**EXERCISE AIM**
Repeat all entries exactly.

**Stored items from a collection**
>> begin

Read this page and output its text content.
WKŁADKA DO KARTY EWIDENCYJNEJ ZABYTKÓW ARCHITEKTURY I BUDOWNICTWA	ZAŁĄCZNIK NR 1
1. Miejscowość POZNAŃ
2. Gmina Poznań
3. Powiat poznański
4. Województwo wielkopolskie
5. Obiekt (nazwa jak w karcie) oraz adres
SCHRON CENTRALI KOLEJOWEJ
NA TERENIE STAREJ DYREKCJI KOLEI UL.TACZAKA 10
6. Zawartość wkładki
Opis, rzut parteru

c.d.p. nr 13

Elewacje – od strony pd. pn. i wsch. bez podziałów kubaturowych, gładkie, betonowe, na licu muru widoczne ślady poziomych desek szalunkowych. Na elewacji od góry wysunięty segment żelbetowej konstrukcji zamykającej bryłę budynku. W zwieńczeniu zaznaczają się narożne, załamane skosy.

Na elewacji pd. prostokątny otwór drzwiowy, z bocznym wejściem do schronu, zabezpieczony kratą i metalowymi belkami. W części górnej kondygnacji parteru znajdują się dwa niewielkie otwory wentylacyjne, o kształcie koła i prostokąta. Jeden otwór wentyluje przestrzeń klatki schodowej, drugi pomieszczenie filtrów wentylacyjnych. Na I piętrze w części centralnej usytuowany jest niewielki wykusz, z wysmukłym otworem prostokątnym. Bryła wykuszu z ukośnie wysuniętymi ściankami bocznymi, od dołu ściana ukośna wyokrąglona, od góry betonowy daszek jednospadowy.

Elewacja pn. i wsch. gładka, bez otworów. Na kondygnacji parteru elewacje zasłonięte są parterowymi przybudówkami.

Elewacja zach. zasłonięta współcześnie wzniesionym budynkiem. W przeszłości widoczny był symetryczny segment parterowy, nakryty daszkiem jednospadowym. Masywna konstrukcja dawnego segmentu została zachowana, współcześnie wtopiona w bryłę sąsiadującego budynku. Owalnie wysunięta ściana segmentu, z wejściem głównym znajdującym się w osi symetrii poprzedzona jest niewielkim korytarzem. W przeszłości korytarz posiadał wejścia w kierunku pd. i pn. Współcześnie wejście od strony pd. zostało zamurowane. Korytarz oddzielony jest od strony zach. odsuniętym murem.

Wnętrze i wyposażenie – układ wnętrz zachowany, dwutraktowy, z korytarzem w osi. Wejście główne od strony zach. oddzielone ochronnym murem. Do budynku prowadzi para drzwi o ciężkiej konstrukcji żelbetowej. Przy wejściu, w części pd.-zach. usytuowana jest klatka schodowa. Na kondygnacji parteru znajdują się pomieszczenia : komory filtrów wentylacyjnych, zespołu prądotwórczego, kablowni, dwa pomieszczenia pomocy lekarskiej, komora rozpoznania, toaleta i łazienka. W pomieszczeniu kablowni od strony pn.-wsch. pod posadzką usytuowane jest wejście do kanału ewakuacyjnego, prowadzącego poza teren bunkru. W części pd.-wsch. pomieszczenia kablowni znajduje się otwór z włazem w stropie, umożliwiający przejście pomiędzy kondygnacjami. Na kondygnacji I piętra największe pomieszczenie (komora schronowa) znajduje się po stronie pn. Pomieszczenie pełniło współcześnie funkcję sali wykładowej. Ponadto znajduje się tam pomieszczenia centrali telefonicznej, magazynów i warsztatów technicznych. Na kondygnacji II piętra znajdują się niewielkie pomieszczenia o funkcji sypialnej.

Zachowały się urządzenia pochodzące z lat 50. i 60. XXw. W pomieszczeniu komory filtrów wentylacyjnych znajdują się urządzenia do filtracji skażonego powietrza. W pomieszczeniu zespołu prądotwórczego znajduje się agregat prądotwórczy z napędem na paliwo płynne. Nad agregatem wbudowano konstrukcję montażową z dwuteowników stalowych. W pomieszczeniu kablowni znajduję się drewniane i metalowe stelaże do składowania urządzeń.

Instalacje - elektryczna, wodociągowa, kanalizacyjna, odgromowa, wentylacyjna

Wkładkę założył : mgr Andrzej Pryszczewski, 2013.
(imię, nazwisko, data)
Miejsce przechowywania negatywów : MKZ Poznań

>> end

**ANSWER TO THE EXERCISE**
Read this page and output its text content.
WKŁADKA DO KARTY EWIDENCYJNEJ ZABYTKÓW ARCHITEKTURY I BUDOWNICTWA	ZAŁĄCZNIK NR 1
1. Miejscowość POZNAŃ
2. Gmina Poznań
3. Powiat poznański
4. Województwo wielkopolskie
5. Obiekt (nazwa jak w karcie) oraz adres
SCHRON CENTRALI KOLEJOWEJ
NA TERENIE STAREJ DYREKCJI KOLEI UL.TACZAKA 10
6. Zawartość wkładki
Opis, rzut parteru

c.d.p. nr 13

Elewacje – od strony pd. pn. i wsch. bez podziałów kubaturowych, gładkie, betonowe, na licu muru widoczne ślady poziomych desek szalunkowych. Na elewacji od góry wysunięty segment żelbetowej konstrukcji zamykającej bryłę budynku. W zwieńczeniu zaznaczają się narożne, załamane skosy.

Na elewacji pd. prostokątny otwór drzwiowy, z bocznym wejściem do schronu, zabezpieczony kratą i metalowymi belkami. W części górnej kondygnacji parteru znajdują się dwa niewielkie otwory wentylacyjne, o kształcie koła i prostokąta. Jeden otwór wentyluje przestrzeń klatki schodowej, drugi pomieszczenie filtrów wentylacyjnych. Na I piętrze w części centralnej usytuowany jest niewielki wykusz, z wysmukłym otworem prostokątnym. Bryła wykuszu z ukośnie wysuniętymi ściankami bocznymi, od dołu ściana ukośna wyokrąglona, od góry betonowy daszek jednospadowy.

Elewacja pn. i wsch. gładka, bez otworów. Na kondygnacji parteru elewacje zasłonięte są parterowymi przybudówkami.

Elewacja zach. zasłonięta współcześnie wzniesionym budynkiem. W przeszłości widoczny był symetryczny segment parterowy, nakryty daszkiem jednospadowym. Masywna konstrukcja dawnego segmentu została zachowana, współcześnie wtopiona w bryłę sąsiadującego budynku. Owalnie wysunięta ściana segmentu, z wejściem głównym znajdującym się w osi symetrii poprzedzona jest niewielkim korytarzem. W przeszłości korytarz posiadał wejścia w kierunku pd. i pn. Współcześnie wejście od strony pd. zostało zamurowane. Korytarz oddzielony jest od strony zach. odsuniętym murem.

Wnętrze i wyposażenie – układ wnętrz zachowany, dwutraktowy, z korytarzem w osi. Wejście główne od strony zach. oddzielone ochronnym murem. Do budynku prowadzi para drzwi o ciężkiej konstrukcji żelbetowej. Przy wejściu, w części pd.-zach. usytuowana jest klatka schodowa. Na kondygnacji parteru znajdują się pomieszczenia : komory filtrów wentylacyjnych, zespołu prądotwórczego, kablowni, dwa pomieszczenia pomocy lekarskiej, komora rozpoznania, toaleta i łazienka. W pomieszczeniu kablowni od strony pn.-wsch. pod posadzką usytuowane jest wejście do kanału ewakuacyjnego, prowadzącego poza teren bunkru. W części pd.-wsch. pomieszczenia kablowni znajduje się otwór z włazem w stropie, umożliwiający przejście pomiędzy kondygnacjami. Na kondygnacji I piętra największe pomieszczenie (komora schronowa) znajduje się po stronie pn. Pomieszczenie pełniło współcześnie funkcję sali wykładowej. Ponadto znajduje się tam pomieszczenia centrali telefonicznej, magazynów i warsztatów technicznych. Na kondygnacji II piętra znajdują się niewielkie pomieszczenia o funkcji sypialnej.

Zachowały się urządzenia pochodzące z lat 50. i 60. XXw. W pomieszczeniu komory filtrów wentylacyjnych znajdują się urządzenia do filtracji skażonego powietrza. W pomieszczeniu zespołu prądotwórczego znajduje się agregat prądotwórczy z napędem na paliwo płynne. Nad agregatem wbudowano konstrukcję montażową z dwuteowników stalowych. W pomieszczeniu kablowni znajduję się drewniane i metalowe stelaże do składowania urządzeń.

Instalacje - elektryczna, wodociągowa, kanalizacyjna, odgromowa, wentylacyjna

Wkładkę założył : mgr Andrzej Pryszczewski, 2013.
(imię, nazwisko, data)
Miejsce przechowywania negatywów : MKZ Poznań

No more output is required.